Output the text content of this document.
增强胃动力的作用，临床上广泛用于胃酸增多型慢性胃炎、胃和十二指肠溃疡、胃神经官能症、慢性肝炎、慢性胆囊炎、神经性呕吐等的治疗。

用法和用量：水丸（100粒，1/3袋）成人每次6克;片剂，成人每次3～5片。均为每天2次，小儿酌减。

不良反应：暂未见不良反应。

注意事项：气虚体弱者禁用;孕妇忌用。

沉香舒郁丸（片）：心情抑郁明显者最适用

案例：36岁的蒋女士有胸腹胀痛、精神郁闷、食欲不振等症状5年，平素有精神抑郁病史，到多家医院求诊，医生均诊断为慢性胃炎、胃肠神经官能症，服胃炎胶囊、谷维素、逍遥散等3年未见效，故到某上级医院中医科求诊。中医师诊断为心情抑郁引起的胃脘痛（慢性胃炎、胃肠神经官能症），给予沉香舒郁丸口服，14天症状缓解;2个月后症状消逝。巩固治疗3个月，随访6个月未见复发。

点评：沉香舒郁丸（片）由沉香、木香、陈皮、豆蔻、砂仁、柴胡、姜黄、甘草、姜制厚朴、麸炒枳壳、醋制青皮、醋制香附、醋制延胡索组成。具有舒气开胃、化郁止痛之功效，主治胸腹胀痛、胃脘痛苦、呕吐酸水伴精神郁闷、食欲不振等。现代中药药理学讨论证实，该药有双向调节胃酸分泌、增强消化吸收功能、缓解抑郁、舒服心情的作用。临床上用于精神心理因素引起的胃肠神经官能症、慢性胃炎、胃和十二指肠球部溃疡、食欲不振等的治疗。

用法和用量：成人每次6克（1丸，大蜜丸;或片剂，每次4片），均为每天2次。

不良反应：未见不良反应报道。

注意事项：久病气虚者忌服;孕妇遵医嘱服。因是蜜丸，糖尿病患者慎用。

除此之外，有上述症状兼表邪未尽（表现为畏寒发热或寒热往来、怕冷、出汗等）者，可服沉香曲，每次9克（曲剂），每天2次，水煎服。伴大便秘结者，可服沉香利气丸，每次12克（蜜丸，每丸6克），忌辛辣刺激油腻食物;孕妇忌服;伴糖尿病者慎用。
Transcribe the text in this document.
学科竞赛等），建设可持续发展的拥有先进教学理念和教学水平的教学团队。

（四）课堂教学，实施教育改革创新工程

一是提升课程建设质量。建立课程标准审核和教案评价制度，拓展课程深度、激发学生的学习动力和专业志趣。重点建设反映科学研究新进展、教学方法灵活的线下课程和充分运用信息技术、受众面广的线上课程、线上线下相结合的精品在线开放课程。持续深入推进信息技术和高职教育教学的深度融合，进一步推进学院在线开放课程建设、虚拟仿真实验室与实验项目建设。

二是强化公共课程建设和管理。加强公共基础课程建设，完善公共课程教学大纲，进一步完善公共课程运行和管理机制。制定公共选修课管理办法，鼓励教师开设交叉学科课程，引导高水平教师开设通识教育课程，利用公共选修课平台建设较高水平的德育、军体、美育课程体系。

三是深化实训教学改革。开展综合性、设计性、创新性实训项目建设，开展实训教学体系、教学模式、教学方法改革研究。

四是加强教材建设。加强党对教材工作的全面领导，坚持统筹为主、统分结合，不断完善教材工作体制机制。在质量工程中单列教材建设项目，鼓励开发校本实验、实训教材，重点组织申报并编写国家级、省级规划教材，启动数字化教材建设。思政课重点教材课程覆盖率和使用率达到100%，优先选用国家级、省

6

═══

PROBLEM DESCRIPTION -> In this exercise, repeat all entries exactly.

RESPONSE TO THE TASK ->
Output the text content of this document.
增强胃动力的作用，临床上广泛用于胃酸增多型慢性胃炎、胃和十二指肠溃疡、胃神经官能症、慢性肝炎、慢性胆囊炎、神经性呕吐等的治疗。

用法和用量：水丸（100粒，1/3袋）成人每次6克;片剂，成人每次3～5片。均为每天2次，小儿酌减。

不良反应：暂未见不良反应。

注意事项：气虚体弱者禁用;孕妇忌用。

沉香舒郁丸（片）：心情抑郁明显者最适用

案例：36岁的蒋女士有胸腹胀痛、精神郁闷、食欲不振等症状5年，平素有精神抑郁病史，到多家医院求诊，医生均诊断为慢性胃炎、胃肠神经官能症，服胃炎胶囊、谷维素、逍遥散等3年未见效，故到某上级医院中医科求诊。中医师诊断为心情抑郁引起的胃脘痛（慢性胃炎、胃肠神经官能症），给予沉香舒郁丸口服，14天症状缓解;2个月后症状消逝。巩固治疗3个月，随访6个月未见复发。

点评：沉香舒郁丸（片）由沉香、木香、陈皮、豆蔻、砂仁、柴胡、姜黄、甘草、姜制厚朴、麸炒枳壳、醋制青皮、醋制香附、醋制延胡索组成。具有舒气开胃、化郁止痛之功效，主治胸腹胀痛、胃脘痛苦、呕吐酸水伴精神郁闷、食欲不振等。现代中药药理学讨论证实，该药有双向调节胃酸分泌、增强消化吸收功能、缓解抑郁、舒服心情的作用。临床上用于精神心理因素引起的胃肠神经官能症、慢性胃炎、胃和十二指肠球部溃疡、食欲不振等的治疗。

用法和用量：成人每次6克（1丸，大蜜丸;或片剂，每次4片），均为每天2次。

不良反应：未见不良反应报道。

注意事项：久病气虚者忌服;孕妇遵医嘱服。因是蜜丸，糖尿病患者慎用。

除此之外，有上述症状兼表邪未尽（表现为畏寒发热或寒热往来、怕冷、出汗等）者，可服沉香曲，每次9克（曲剂），每天2次，水煎服。伴大便秘结者，可服沉香利气丸，每次12克（蜜丸，每丸6克），忌辛辣刺激油腻食物;孕妇忌服;伴糖尿病者慎用。
Transcribe the text in this document.
学科竞赛等），建设可持续发展的拥有先进教学理念和教学水平的教学团队。

（四）课堂教学，实施教育改革创新工程

一是提升课程建设质量。建立课程标准审核和教案评价制度，拓展课程深度、激发学生的学习动力和专业志趣。重点建设反映科学研究新进展、教学方法灵活的线下课程和充分运用信息技术、受众面广的线上课程、线上线下相结合的精品在线开放课程。持续深入推进信息技术和高职教育教学的深度融合，进一步推进学院在线开放课程建设、虚拟仿真实验室与实验项目建设。

二是强化公共课程建设和管理。加强公共基础课程建设，完善公共课程教学大纲，进一步完善公共课程运行和管理机制。制定公共选修课管理办法，鼓励教师开设交叉学科课程，引导高水平教师开设通识教育课程，利用公共选修课平台建设较高水平的德育、军体、美育课程体系。

三是深化实训教学改革。开展综合性、设计性、创新性实训项目建设，开展实训教学体系、教学模式、教学方法改革研究。

四是加强教材建设。加强党对教材工作的全面领导，坚持统筹为主、统分结合，不断完善教材工作体制机制。在质量工程中单列教材建设项目，鼓励开发校本实验、实训教材，重点组织申报并编写国家级、省级规划教材，启动数字化教材建设。思政课重点教材课程覆盖率和使用率达到100%，优先选用国家级、省

6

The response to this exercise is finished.